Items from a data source
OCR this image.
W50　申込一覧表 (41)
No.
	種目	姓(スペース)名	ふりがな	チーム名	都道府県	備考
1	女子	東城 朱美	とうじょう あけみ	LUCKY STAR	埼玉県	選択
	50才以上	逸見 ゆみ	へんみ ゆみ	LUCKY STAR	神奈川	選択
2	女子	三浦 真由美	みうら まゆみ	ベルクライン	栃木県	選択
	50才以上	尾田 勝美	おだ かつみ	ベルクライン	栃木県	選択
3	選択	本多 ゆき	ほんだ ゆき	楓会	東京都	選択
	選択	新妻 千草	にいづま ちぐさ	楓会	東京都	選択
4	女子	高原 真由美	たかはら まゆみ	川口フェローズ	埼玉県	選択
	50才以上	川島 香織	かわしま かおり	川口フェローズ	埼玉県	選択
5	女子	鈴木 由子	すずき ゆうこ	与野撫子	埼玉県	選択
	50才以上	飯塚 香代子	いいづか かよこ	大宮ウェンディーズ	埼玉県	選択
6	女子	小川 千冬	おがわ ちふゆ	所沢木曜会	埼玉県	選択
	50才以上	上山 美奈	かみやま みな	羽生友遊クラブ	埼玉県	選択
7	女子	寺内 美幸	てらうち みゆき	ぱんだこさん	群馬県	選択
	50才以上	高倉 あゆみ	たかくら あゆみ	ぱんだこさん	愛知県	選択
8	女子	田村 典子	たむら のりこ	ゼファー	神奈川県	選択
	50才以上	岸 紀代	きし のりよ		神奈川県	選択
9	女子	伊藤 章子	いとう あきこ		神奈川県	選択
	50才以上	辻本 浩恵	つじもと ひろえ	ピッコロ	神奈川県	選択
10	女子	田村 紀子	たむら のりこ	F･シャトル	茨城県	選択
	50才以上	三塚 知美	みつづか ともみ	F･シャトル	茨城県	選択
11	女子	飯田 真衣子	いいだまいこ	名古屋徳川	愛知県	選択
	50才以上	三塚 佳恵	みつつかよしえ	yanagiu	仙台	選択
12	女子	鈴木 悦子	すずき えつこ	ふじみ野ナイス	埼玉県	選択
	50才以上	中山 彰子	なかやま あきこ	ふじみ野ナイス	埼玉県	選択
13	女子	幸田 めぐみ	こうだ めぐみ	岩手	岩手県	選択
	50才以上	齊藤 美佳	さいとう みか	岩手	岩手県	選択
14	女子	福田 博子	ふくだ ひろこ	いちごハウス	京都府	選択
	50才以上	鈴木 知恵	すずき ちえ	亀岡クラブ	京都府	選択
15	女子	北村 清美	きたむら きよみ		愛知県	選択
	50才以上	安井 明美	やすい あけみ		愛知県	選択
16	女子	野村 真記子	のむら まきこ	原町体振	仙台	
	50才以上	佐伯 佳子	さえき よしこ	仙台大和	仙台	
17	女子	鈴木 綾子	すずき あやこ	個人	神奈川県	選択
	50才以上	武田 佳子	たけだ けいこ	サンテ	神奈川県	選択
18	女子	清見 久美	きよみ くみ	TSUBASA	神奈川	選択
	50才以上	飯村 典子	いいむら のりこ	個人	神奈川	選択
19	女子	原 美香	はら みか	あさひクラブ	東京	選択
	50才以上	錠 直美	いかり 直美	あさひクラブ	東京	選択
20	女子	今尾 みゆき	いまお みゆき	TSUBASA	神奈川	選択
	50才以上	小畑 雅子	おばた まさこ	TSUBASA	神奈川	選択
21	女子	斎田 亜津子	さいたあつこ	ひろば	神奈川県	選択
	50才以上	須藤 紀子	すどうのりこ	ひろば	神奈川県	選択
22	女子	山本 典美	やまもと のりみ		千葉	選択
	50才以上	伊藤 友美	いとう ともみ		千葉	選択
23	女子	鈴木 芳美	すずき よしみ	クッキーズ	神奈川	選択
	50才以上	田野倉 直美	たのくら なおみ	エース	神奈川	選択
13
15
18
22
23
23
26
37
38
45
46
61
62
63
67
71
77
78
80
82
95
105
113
---
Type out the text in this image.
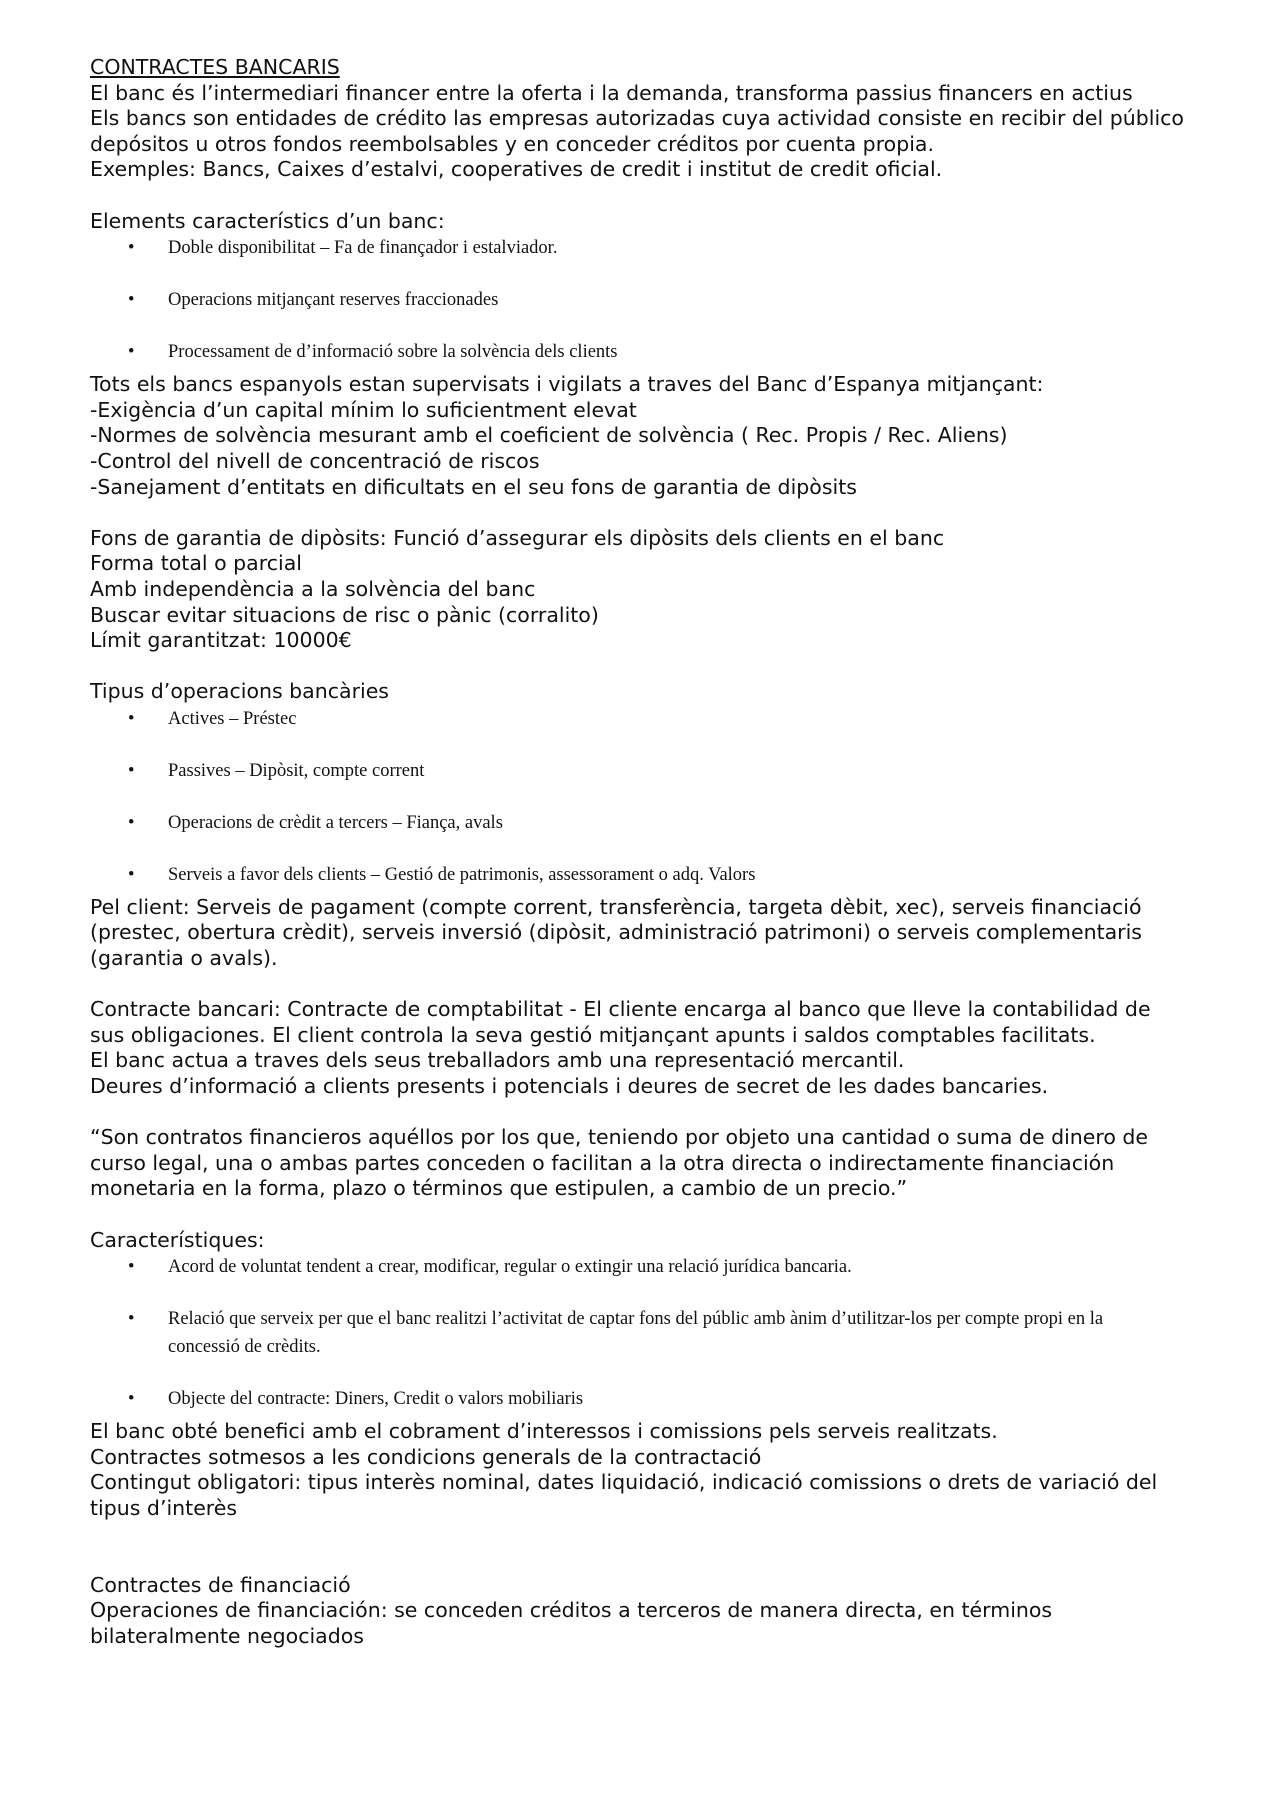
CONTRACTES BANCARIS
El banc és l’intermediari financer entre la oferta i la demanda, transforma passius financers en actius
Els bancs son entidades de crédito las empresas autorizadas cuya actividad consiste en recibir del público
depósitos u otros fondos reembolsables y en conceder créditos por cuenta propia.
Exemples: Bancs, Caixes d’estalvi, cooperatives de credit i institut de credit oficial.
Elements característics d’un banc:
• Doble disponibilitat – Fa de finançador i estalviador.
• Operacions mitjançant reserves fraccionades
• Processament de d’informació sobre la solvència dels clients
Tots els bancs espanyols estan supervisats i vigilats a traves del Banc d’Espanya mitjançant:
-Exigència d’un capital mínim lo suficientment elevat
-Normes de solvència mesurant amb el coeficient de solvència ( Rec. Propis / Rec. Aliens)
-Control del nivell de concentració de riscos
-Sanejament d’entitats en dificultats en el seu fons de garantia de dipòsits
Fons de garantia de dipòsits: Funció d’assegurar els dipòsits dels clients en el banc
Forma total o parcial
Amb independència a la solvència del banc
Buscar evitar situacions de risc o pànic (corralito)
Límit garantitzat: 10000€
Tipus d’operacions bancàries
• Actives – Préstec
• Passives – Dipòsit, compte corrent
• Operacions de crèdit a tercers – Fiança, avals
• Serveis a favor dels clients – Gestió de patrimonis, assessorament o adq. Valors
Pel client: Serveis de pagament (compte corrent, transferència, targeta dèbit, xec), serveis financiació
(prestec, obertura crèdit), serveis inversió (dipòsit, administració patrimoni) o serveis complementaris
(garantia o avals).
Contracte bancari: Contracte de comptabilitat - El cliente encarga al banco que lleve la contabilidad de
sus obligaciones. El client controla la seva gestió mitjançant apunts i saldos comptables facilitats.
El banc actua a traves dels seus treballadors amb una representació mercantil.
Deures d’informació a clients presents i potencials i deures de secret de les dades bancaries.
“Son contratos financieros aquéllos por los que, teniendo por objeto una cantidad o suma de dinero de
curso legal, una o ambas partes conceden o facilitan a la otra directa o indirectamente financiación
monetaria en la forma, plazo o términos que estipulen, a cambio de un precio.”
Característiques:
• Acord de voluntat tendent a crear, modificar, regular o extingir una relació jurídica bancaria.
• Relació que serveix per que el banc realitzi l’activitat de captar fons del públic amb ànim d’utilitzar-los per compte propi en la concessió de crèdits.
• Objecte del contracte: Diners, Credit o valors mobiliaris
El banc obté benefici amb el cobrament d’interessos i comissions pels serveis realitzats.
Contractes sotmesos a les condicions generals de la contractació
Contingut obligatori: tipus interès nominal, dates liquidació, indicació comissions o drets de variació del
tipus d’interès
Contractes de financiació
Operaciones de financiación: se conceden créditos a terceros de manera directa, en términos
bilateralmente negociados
--
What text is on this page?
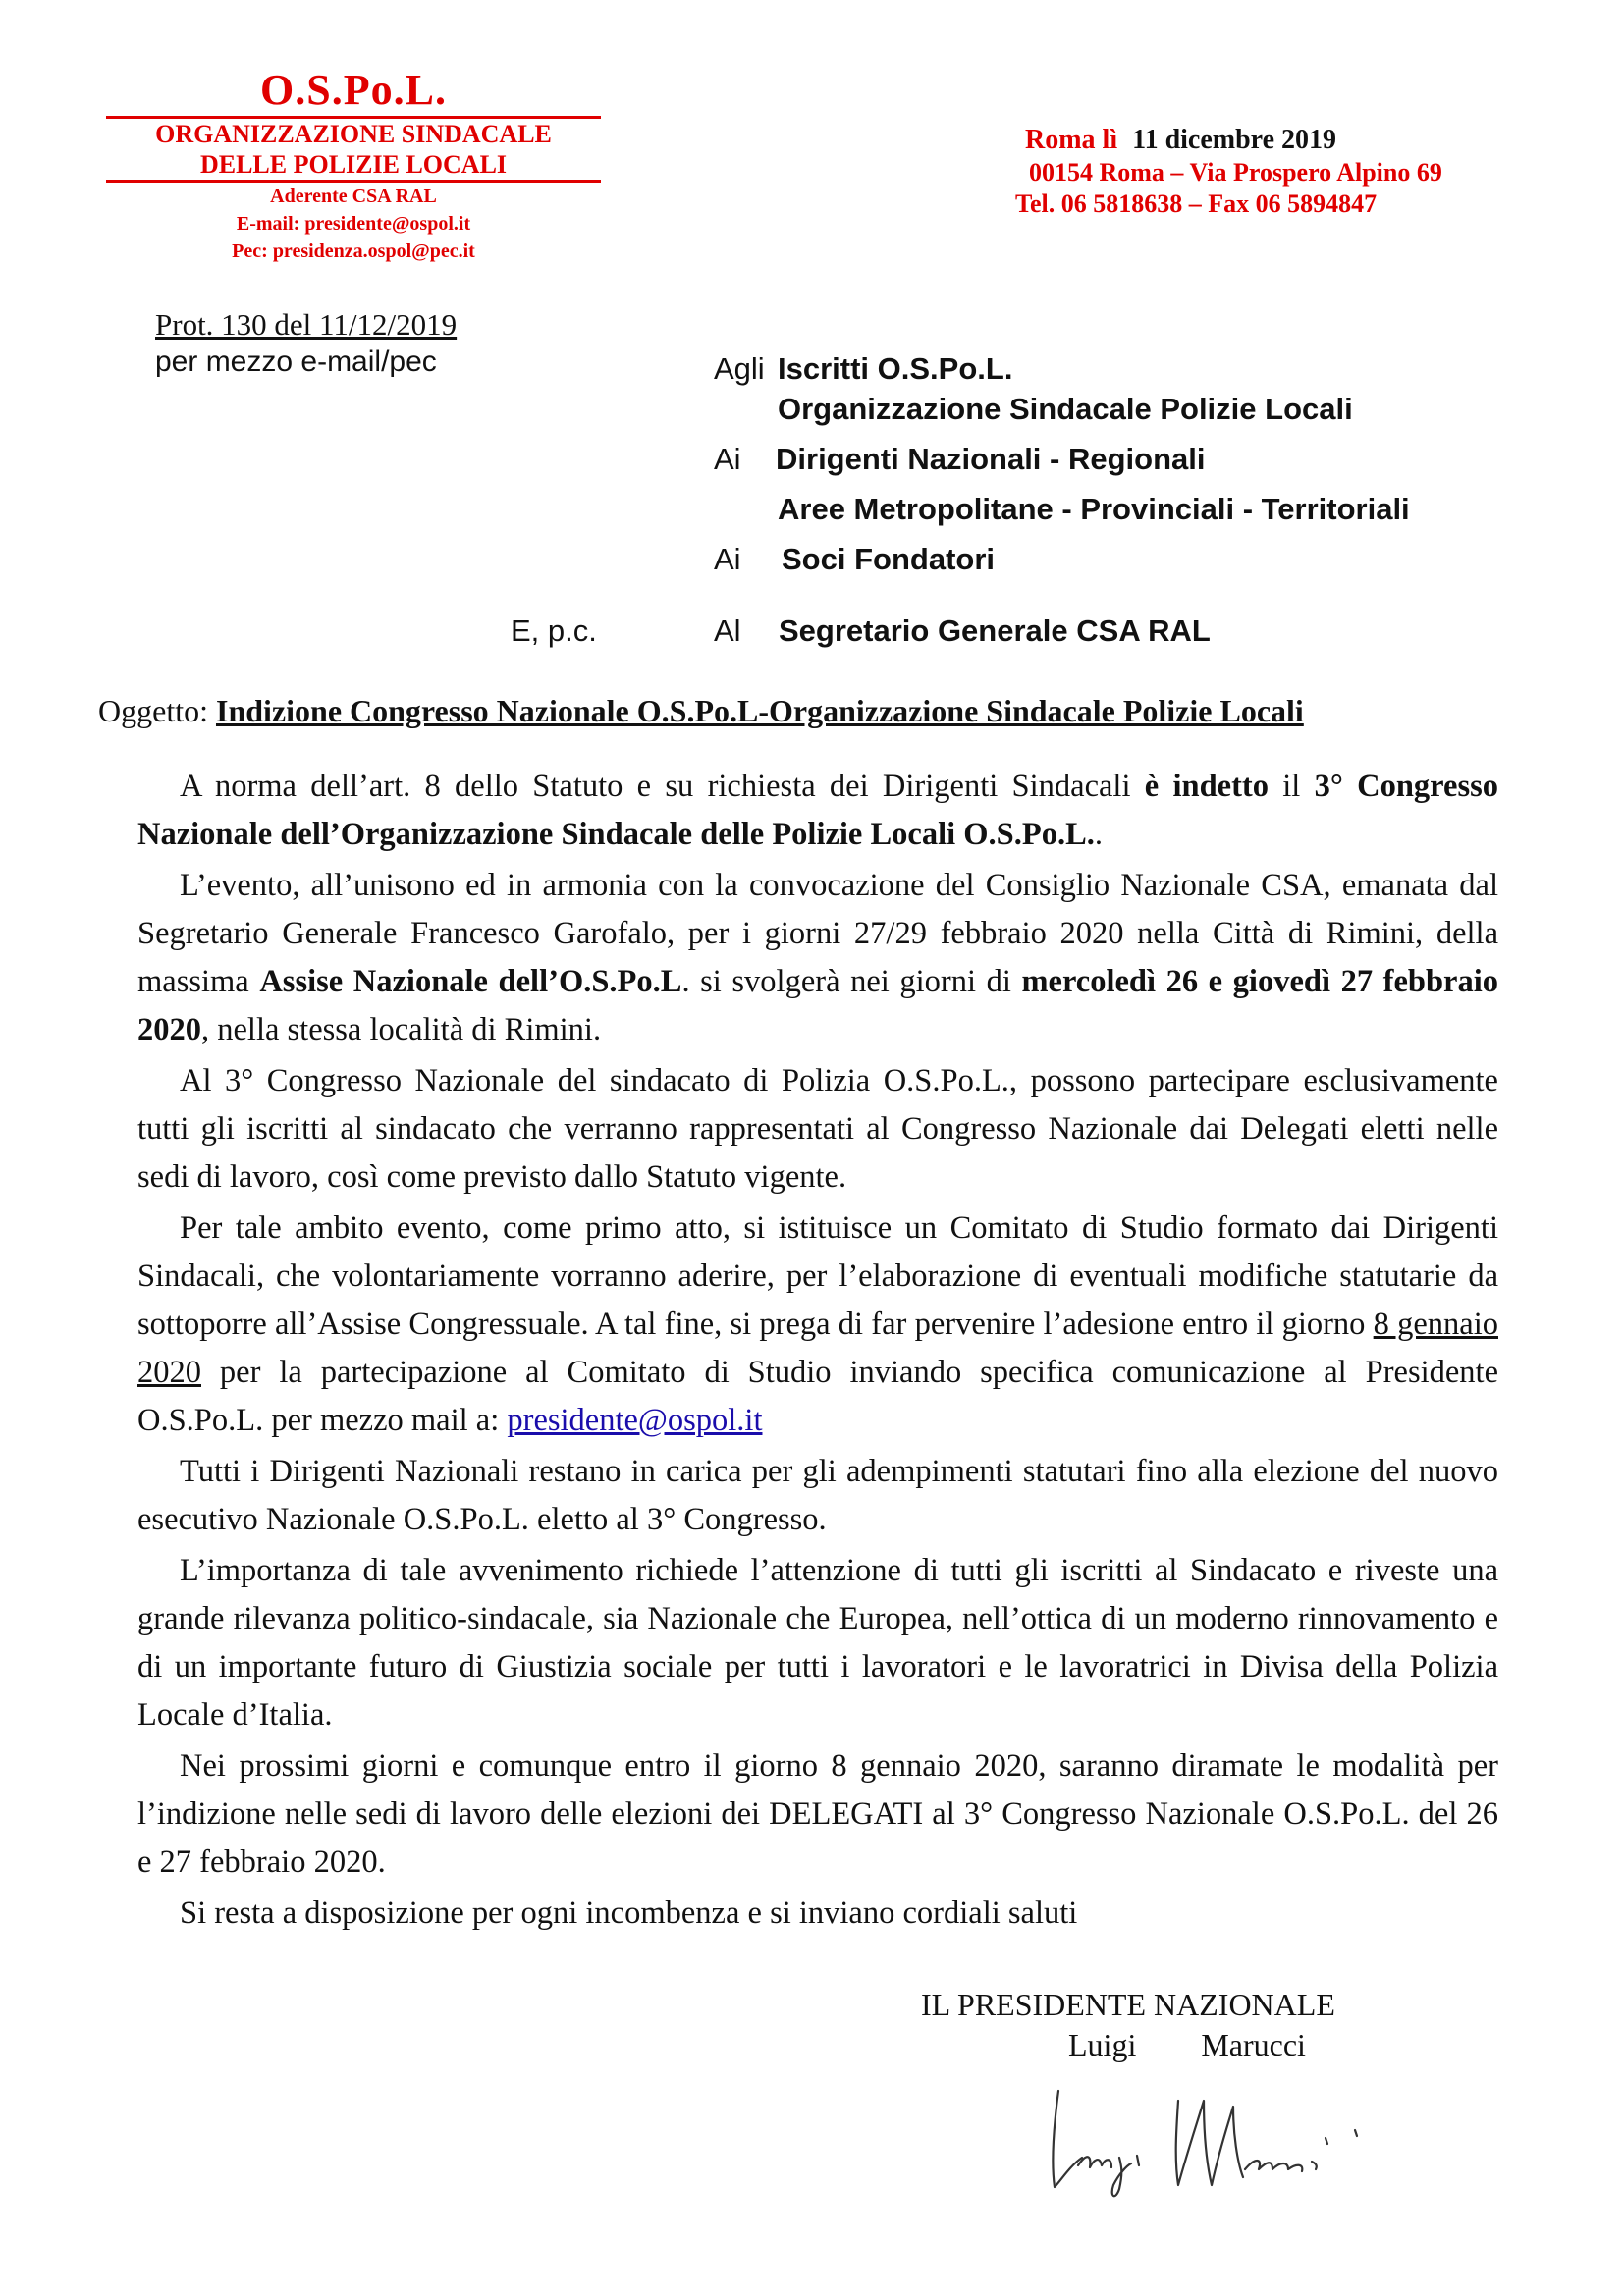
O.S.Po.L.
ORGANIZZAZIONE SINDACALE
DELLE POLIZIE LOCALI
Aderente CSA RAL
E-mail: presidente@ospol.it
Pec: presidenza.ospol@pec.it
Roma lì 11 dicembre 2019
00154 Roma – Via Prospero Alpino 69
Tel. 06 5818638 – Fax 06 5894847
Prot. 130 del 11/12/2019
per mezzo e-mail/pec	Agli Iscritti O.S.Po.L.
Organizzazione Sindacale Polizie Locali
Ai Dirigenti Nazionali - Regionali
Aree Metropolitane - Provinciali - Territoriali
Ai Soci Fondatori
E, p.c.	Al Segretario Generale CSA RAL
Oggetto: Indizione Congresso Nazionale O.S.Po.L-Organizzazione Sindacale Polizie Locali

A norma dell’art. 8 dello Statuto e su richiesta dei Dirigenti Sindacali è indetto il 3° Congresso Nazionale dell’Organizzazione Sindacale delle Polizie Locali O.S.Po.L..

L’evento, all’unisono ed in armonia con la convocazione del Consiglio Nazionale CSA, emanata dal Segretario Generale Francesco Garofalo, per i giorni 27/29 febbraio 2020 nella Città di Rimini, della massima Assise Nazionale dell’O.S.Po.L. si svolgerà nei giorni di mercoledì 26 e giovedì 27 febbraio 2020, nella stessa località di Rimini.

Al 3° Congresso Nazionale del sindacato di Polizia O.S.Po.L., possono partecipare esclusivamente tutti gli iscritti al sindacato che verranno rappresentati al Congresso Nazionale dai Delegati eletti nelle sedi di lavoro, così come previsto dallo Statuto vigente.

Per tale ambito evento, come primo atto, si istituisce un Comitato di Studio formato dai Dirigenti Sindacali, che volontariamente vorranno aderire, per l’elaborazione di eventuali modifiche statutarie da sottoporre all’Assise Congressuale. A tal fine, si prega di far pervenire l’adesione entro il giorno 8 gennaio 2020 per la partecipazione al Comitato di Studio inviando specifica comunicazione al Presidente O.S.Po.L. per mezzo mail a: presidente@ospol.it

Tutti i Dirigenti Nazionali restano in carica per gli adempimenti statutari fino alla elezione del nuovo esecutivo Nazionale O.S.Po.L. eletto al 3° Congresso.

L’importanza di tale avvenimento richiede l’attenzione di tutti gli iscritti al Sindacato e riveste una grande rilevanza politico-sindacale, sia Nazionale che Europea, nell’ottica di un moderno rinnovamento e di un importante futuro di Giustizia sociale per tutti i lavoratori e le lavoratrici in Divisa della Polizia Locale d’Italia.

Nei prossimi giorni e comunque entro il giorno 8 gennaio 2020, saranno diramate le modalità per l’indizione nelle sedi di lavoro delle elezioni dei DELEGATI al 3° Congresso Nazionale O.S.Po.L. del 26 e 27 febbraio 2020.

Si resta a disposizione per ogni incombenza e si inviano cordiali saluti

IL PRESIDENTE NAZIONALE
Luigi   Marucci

- Task prompt
Take every line from the data above that holds "mail" and copy it out.

- Exercise response
E-mail: presidente@ospol.it
per mezzo e-mail/pec	Agli Iscritti O.S.Po.L.
Per tale ambito evento, come primo atto, si istituisce un Comitato di Studio formato dai Dirigenti Sindacali, che volontariamente vorranno aderire, per l’elaborazione di eventuali modifiche statutarie da sottoporre all’Assise Congressuale. A tal fine, si prega di far pervenire l’adesione entro il giorno 8 gennaio 2020 per la partecipazione al Comitato di Studio inviando specifica comunicazione al Presidente O.S.Po.L. per mezzo mail a: presidente@ospol.it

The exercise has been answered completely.